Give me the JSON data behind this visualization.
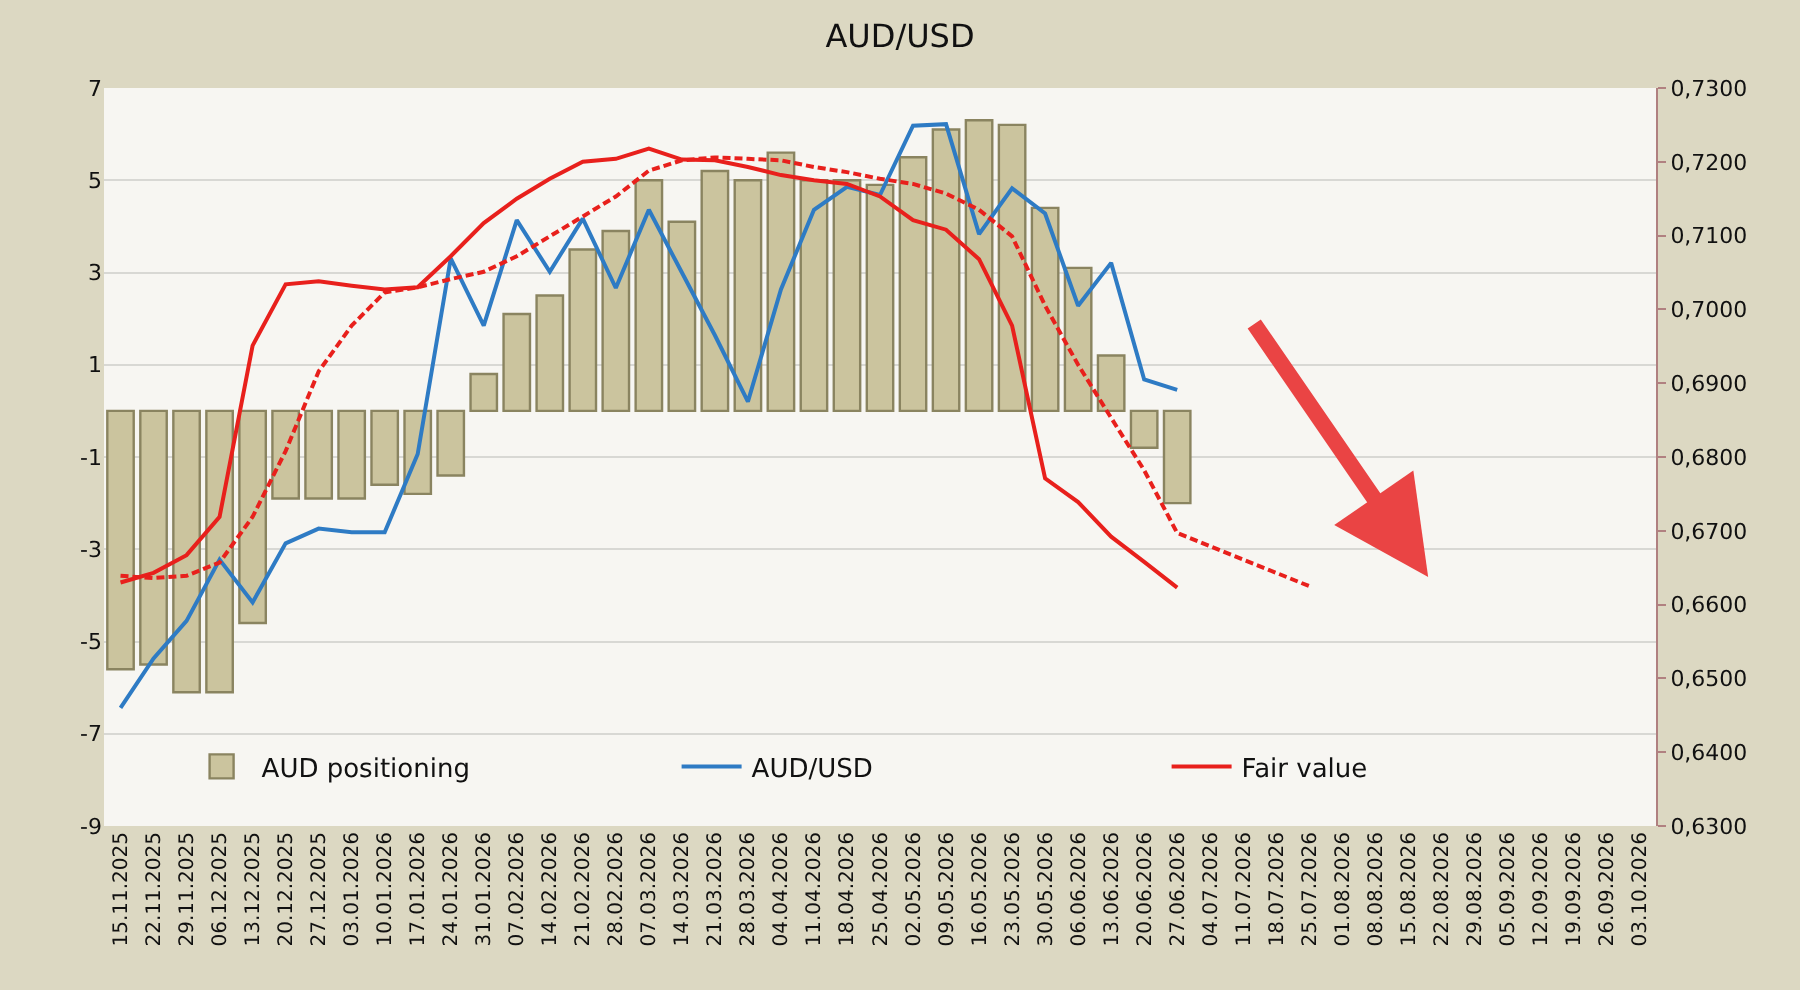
{
  "chart_data": {
    "type": "bar",
    "title": "AUD/USD",
    "categories": [
      "15.11.2025",
      "22.11.2025",
      "29.11.2025",
      "06.12.2025",
      "13.12.2025",
      "20.12.2025",
      "27.12.2025",
      "03.01.2026",
      "10.01.2026",
      "17.01.2026",
      "24.01.2026",
      "31.01.2026",
      "07.02.2026",
      "14.02.2026",
      "21.02.2026",
      "28.02.2026",
      "07.03.2026",
      "14.03.2026",
      "21.03.2026",
      "28.03.2026",
      "04.04.2026",
      "11.04.2026",
      "18.04.2026",
      "25.04.2026",
      "02.05.2026",
      "09.05.2026",
      "16.05.2026",
      "23.05.2026",
      "30.05.2026",
      "06.06.2026",
      "13.06.2026",
      "20.06.2026",
      "27.06.2026",
      "04.07.2026",
      "11.07.2026",
      "18.07.2026",
      "25.07.2026",
      "01.08.2026",
      "08.08.2026",
      "15.08.2026",
      "22.08.2026",
      "29.08.2026",
      "05.09.2026",
      "12.09.2026",
      "19.09.2026",
      "26.09.2026",
      "03.10.2026"
    ],
    "series": [
      {
        "name": "AUD positioning",
        "color": "#cbc49e",
        "values": [
          -5.6,
          -5.5,
          -6.1,
          -6.1,
          -4.6,
          -1.9,
          -1.9,
          -1.9,
          -1.6,
          -1.8,
          -1.4,
          0.8,
          2.1,
          2.5,
          3.5,
          3.9,
          5.0,
          4.1,
          5.2,
          5.0,
          5.6,
          5.0,
          5.0,
          4.9,
          5.5,
          6.1,
          6.3,
          6.2,
          4.4,
          3.1,
          1.2,
          -0.8,
          -2.0,
          null,
          null,
          null,
          null,
          null,
          null,
          null,
          null,
          null,
          null,
          null,
          null,
          null,
          null
        ]
      },
      {
        "name": "AUD/USD",
        "type": "line",
        "axis": "y2",
        "color": "#2e7bc4",
        "line_style": "solid",
        "values": [
          0.646,
          0.6527,
          0.6578,
          0.6661,
          0.6603,
          0.6683,
          0.6703,
          0.6698,
          0.6698,
          0.6804,
          0.7069,
          0.6978,
          0.7121,
          0.7051,
          0.7123,
          0.7029,
          0.7135,
          0.705,
          0.6965,
          0.6875,
          0.7027,
          0.7135,
          0.7166,
          0.7155,
          0.7249,
          0.7251,
          0.7102,
          0.7164,
          0.713,
          0.7005,
          0.7063,
          0.6905,
          0.6891,
          null,
          null,
          null,
          null,
          null,
          null,
          null,
          null,
          null,
          null,
          null,
          null,
          null,
          null
        ]
      },
      {
        "name": "Fair value",
        "type": "line",
        "axis": "y2",
        "color": "#e8201c",
        "line_style": "solid",
        "values": [
          0.663,
          0.6643,
          0.6667,
          0.6719,
          0.6951,
          0.7034,
          0.7038,
          0.7032,
          0.7027,
          0.703,
          0.7072,
          0.7117,
          0.715,
          0.7177,
          0.72,
          0.7204,
          0.7218,
          0.7203,
          0.7202,
          0.7193,
          0.7182,
          0.7175,
          0.717,
          0.7153,
          0.7121,
          0.7108,
          0.7068,
          0.6978,
          0.6771,
          0.6739,
          0.6692,
          0.6658,
          0.6623,
          null,
          null,
          null,
          null,
          null,
          null,
          null,
          null,
          null,
          null,
          null,
          null,
          null,
          null
        ]
      },
      {
        "type": "line",
        "axis": "y2",
        "color": "#e8201c",
        "line_style": "dashed",
        "values": [
          0.6639,
          0.6636,
          0.6639,
          0.6657,
          0.6719,
          0.6808,
          0.6916,
          0.6978,
          0.7023,
          0.703,
          0.7041,
          0.7051,
          0.7072,
          0.7099,
          0.7126,
          0.7153,
          0.7188,
          0.7202,
          0.7206,
          0.7204,
          0.7202,
          0.7193,
          0.7186,
          0.7177,
          0.717,
          0.7157,
          0.7135,
          0.7099,
          0.7005,
          0.6925,
          0.6853,
          0.6782,
          0.6697,
          0.6679,
          0.6661,
          0.6643,
          0.6625,
          null,
          null,
          null,
          null,
          null,
          null,
          null,
          null,
          null,
          null
        ]
      }
    ],
    "ylim": [
      -9,
      7
    ],
    "yticks": [
      -9,
      -7,
      -5,
      -3,
      -1,
      1,
      3,
      5,
      7
    ],
    "y2lim": [
      0.63,
      0.73
    ],
    "y2ticks": [
      {
        "value": 0.63,
        "label": "0,6300"
      },
      {
        "value": 0.64,
        "label": "0,6400"
      },
      {
        "value": 0.65,
        "label": "0,6500"
      },
      {
        "value": 0.66,
        "label": "0,6600"
      },
      {
        "value": 0.67,
        "label": "0,6700"
      },
      {
        "value": 0.68,
        "label": "0,6800"
      },
      {
        "value": 0.69,
        "label": "0,6900"
      },
      {
        "value": 0.7,
        "label": "0,7000"
      },
      {
        "value": 0.71,
        "label": "0,7100"
      },
      {
        "value": 0.72,
        "label": "0,7200"
      },
      {
        "value": 0.73,
        "label": "0,7300"
      }
    ],
    "grid": "y",
    "legend": "bottom",
    "marker": "none"
  }
}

........

▶ _Written exercise_: Copy the data character for character, but drop all pictures from the copy.

▶ _Solution for this exercise_:
Give me the JSON data behind this visualization.
{
  "chart_data": {
    "type": "bar",
    "title": "AUD/USD",
    "categories": [
      "15.11.2025",
      "22.11.2025",
      "29.11.2025",
      "06.12.2025",
      "13.12.2025",
      "20.12.2025",
      "27.12.2025",
      "03.01.2026",
      "10.01.2026",
      "17.01.2026",
      "24.01.2026",
      "31.01.2026",
      "07.02.2026",
      "14.02.2026",
      "21.02.2026",
      "28.02.2026",
      "07.03.2026",
      "14.03.2026",
      "21.03.2026",
      "28.03.2026",
      "04.04.2026",
      "11.04.2026",
      "18.04.2026",
      "25.04.2026",
      "02.05.2026",
      "09.05.2026",
      "16.05.2026",
      "23.05.2026",
      "30.05.2026",
      "06.06.2026",
      "13.06.2026",
      "20.06.2026",
      "27.06.2026",
      "04.07.2026",
      "11.07.2026",
      "18.07.2026",
      "25.07.2026",
      "01.08.2026",
      "08.08.2026",
      "15.08.2026",
      "22.08.2026",
      "29.08.2026",
      "05.09.2026",
      "12.09.2026",
      "19.09.2026",
      "26.09.2026",
      "03.10.2026"
    ],
    "series": [
      {
        "name": "AUD positioning",
        "color": "#cbc49e",
        "values": [
          -5.6,
          -5.5,
          -6.1,
          -6.1,
          -4.6,
          -1.9,
          -1.9,
          -1.9,
          -1.6,
          -1.8,
          -1.4,
          0.8,
          2.1,
          2.5,
          3.5,
          3.9,
          5.0,
          4.1,
          5.2,
          5.0,
          5.6,
          5.0,
          5.0,
          4.9,
          5.5,
          6.1,
          6.3,
          6.2,
          4.4,
          3.1,
          1.2,
          -0.8,
          -2.0,
          null,
          null,
          null,
          null,
          null,
          null,
          null,
          null,
          null,
          null,
          null,
          null,
          null,
          null
        ]
      },
      {
        "name": "AUD/USD",
        "type": "line",
        "axis": "y2",
        "color": "#2e7bc4",
        "line_style": "solid",
        "values": [
          0.646,
          0.6527,
          0.6578,
          0.6661,
          0.6603,
          0.6683,
          0.6703,
          0.6698,
          0.6698,
          0.6804,
          0.7069,
          0.6978,
          0.7121,
          0.7051,
          0.7123,
          0.7029,
          0.7135,
          0.705,
          0.6965,
          0.6875,
          0.7027,
          0.7135,
          0.7166,
          0.7155,
          0.7249,
          0.7251,
          0.7102,
          0.7164,
          0.713,
          0.7005,
          0.7063,
          0.6905,
          0.6891,
          null,
          null,
          null,
          null,
          null,
          null,
          null,
          null,
          null,
          null,
          null,
          null,
          null,
          null
        ]
      },
      {
        "name": "Fair value",
        "type": "line",
        "axis": "y2",
        "color": "#e8201c",
        "line_style": "solid",
        "values": [
          0.663,
          0.6643,
          0.6667,
          0.6719,
          0.6951,
          0.7034,
          0.7038,
          0.7032,
          0.7027,
          0.703,
          0.7072,
          0.7117,
          0.715,
          0.7177,
          0.72,
          0.7204,
          0.7218,
          0.7203,
          0.7202,
          0.7193,
          0.7182,
          0.7175,
          0.717,
          0.7153,
          0.7121,
          0.7108,
          0.7068,
          0.6978,
          0.6771,
          0.6739,
          0.6692,
          0.6658,
          0.6623,
          null,
          null,
          null,
          null,
          null,
          null,
          null,
          null,
          null,
          null,
          null,
          null,
          null,
          null
        ]
      },
      {
        "type": "line",
        "axis": "y2",
        "color": "#e8201c",
        "line_style": "dashed",
        "values": [
          0.6639,
          0.6636,
          0.6639,
          0.6657,
          0.6719,
          0.6808,
          0.6916,
          0.6978,
          0.7023,
          0.703,
          0.7041,
          0.7051,
          0.7072,
          0.7099,
          0.7126,
          0.7153,
          0.7188,
          0.7202,
          0.7206,
          0.7204,
          0.7202,
          0.7193,
          0.7186,
          0.7177,
          0.717,
          0.7157,
          0.7135,
          0.7099,
          0.7005,
          0.6925,
          0.6853,
          0.6782,
          0.6697,
          0.6679,
          0.6661,
          0.6643,
          0.6625,
          null,
          null,
          null,
          null,
          null,
          null,
          null,
          null,
          null,
          null
        ]
      }
    ],
    "ylim": [
      -9,
      7
    ],
    "yticks": [
      -9,
      -7,
      -5,
      -3,
      -1,
      1,
      3,
      5,
      7
    ],
    "y2lim": [
      0.63,
      0.73
    ],
    "y2ticks": [
      {
        "value": 0.63,
        "label": "0,6300"
      },
      {
        "value": 0.64,
        "label": "0,6400"
      },
      {
        "value": 0.65,
        "label": "0,6500"
      },
      {
        "value": 0.66,
        "label": "0,6600"
      },
      {
        "value": 0.67,
        "label": "0,6700"
      },
      {
        "value": 0.68,
        "label": "0,6800"
      },
      {
        "value": 0.69,
        "label": "0,6900"
      },
      {
        "value": 0.7,
        "label": "0,7000"
      },
      {
        "value": 0.71,
        "label": "0,7100"
      },
      {
        "value": 0.72,
        "label": "0,7200"
      },
      {
        "value": 0.73,
        "label": "0,7300"
      }
    ],
    "grid": "y",
    "legend": "bottom",
    "marker": "none"
  }
}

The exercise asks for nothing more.